Data rows –
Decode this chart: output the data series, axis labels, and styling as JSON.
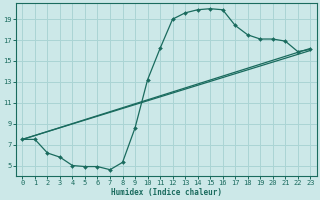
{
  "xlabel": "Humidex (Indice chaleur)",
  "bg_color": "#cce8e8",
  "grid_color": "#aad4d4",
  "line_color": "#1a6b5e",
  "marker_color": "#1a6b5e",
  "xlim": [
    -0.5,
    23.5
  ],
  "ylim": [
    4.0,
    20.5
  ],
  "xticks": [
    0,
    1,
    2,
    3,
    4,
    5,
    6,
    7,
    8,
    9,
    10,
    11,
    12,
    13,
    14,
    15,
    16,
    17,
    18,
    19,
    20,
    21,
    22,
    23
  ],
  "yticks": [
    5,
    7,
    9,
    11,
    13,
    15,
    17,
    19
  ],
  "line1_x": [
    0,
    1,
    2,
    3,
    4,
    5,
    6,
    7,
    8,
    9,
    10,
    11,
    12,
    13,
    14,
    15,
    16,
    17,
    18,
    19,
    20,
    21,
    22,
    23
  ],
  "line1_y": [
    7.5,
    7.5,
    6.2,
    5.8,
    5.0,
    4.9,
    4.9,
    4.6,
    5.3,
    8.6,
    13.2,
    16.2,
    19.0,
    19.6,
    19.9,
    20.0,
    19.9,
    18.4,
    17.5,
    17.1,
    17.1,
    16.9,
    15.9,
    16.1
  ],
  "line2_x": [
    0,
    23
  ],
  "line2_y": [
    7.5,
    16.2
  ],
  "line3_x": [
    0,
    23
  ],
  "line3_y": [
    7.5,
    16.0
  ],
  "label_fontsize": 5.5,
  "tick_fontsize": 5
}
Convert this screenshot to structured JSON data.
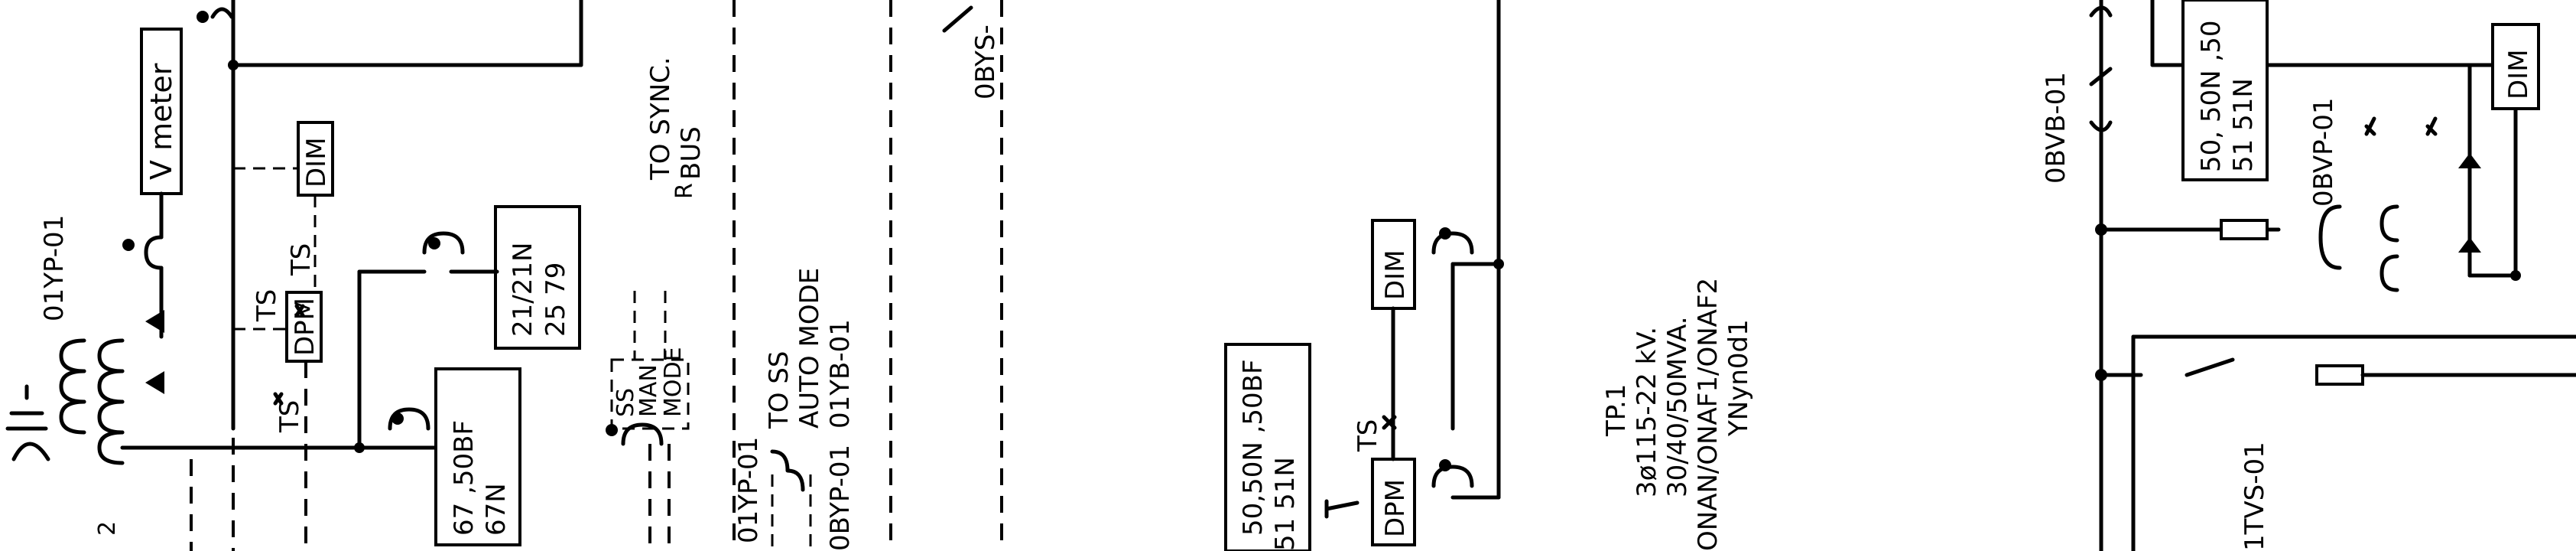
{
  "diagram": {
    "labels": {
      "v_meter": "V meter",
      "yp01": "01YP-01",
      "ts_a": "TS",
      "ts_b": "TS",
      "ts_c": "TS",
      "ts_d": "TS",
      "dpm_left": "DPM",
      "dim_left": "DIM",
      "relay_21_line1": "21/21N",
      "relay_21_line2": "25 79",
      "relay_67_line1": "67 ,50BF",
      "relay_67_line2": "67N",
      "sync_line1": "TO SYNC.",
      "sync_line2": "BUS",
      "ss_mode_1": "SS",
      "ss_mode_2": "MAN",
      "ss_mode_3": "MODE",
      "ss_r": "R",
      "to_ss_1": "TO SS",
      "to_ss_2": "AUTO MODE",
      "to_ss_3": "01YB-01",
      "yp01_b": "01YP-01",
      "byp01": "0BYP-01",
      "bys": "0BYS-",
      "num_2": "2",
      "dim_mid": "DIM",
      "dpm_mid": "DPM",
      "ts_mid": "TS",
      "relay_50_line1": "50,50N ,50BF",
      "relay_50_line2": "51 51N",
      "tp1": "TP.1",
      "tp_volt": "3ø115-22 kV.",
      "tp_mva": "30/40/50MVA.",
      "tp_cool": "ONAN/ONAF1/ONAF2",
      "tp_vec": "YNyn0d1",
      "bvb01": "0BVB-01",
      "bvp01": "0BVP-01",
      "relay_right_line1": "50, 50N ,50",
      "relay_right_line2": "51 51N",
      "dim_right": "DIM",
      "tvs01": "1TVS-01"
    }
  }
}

* * *

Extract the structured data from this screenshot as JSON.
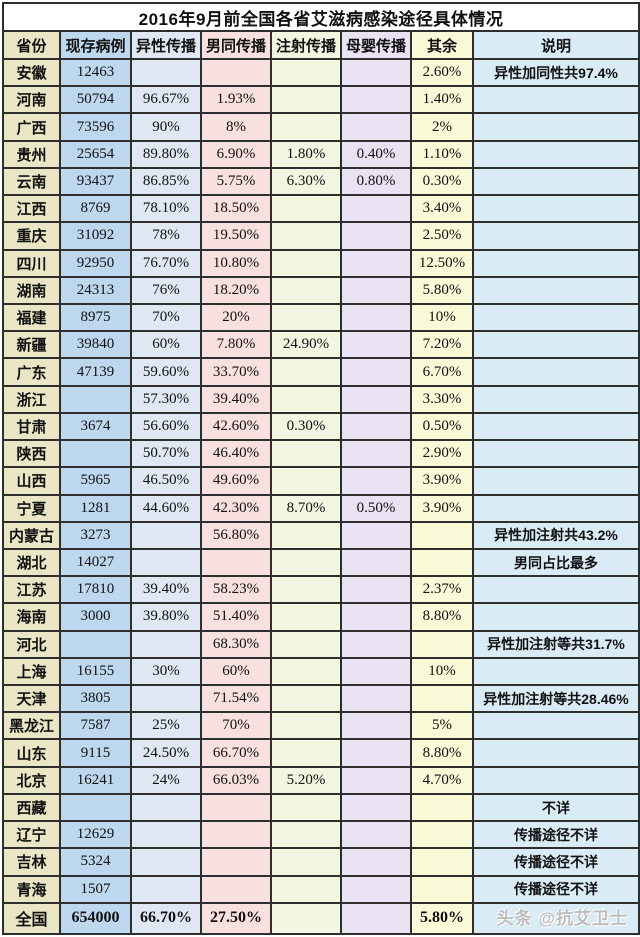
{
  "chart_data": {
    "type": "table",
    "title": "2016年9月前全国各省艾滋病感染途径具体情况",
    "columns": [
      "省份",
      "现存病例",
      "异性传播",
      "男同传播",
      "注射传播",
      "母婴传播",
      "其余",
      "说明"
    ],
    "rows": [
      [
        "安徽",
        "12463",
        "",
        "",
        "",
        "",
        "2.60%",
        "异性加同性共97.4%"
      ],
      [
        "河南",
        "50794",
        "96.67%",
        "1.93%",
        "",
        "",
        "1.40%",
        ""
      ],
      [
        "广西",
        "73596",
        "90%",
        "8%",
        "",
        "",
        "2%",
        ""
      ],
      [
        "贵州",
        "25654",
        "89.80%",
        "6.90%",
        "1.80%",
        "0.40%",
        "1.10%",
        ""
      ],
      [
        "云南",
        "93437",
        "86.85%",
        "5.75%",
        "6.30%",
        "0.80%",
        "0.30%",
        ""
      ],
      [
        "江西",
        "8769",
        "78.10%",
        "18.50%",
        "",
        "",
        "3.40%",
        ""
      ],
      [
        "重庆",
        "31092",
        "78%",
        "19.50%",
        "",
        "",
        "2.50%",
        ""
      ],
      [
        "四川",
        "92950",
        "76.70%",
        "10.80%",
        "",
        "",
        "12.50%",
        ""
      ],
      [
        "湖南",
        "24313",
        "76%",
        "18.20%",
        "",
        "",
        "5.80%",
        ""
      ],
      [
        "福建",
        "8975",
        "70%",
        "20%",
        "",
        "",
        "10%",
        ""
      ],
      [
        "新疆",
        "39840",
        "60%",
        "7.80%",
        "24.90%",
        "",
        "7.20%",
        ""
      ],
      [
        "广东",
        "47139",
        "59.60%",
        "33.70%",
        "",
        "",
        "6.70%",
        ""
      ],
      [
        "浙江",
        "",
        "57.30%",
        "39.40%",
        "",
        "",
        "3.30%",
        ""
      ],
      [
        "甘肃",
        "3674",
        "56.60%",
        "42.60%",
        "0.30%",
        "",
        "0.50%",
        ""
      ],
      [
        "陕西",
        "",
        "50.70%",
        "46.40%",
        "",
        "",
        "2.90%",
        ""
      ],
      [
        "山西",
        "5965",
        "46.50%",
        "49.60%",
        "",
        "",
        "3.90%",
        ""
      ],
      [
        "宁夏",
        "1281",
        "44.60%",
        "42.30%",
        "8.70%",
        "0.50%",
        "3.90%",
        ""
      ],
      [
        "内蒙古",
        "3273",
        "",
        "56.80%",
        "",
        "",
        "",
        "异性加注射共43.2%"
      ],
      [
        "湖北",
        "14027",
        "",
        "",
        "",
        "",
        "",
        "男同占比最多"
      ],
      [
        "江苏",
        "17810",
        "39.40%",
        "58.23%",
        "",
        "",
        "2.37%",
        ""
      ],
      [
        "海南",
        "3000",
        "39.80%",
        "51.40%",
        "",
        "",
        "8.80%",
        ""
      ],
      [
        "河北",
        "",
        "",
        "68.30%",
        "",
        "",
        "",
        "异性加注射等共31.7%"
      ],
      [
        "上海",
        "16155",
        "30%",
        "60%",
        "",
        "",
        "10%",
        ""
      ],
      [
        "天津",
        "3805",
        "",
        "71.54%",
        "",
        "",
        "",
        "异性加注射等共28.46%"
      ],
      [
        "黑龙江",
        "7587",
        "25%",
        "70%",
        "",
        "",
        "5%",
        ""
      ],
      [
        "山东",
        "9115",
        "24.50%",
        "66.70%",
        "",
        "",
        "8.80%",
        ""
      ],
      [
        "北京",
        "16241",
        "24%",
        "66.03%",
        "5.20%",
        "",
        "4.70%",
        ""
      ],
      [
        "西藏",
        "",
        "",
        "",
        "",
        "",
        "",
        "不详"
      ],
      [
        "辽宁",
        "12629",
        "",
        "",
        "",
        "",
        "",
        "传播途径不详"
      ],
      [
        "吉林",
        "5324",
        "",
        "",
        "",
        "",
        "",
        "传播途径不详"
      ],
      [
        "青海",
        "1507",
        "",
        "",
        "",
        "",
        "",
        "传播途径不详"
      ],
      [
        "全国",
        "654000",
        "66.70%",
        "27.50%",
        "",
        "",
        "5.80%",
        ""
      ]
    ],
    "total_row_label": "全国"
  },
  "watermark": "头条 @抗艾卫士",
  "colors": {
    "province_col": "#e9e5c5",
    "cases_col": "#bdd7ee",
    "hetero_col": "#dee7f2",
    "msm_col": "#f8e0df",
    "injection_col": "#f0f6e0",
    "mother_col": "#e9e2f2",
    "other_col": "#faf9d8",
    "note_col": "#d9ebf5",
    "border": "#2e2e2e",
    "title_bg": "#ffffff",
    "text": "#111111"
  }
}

Task statement – Copy each line of the data that contains the word "structured".

Result below –
Convert this screenshot to structured JSON data.
Extract the structured data from this screenshot as JSON.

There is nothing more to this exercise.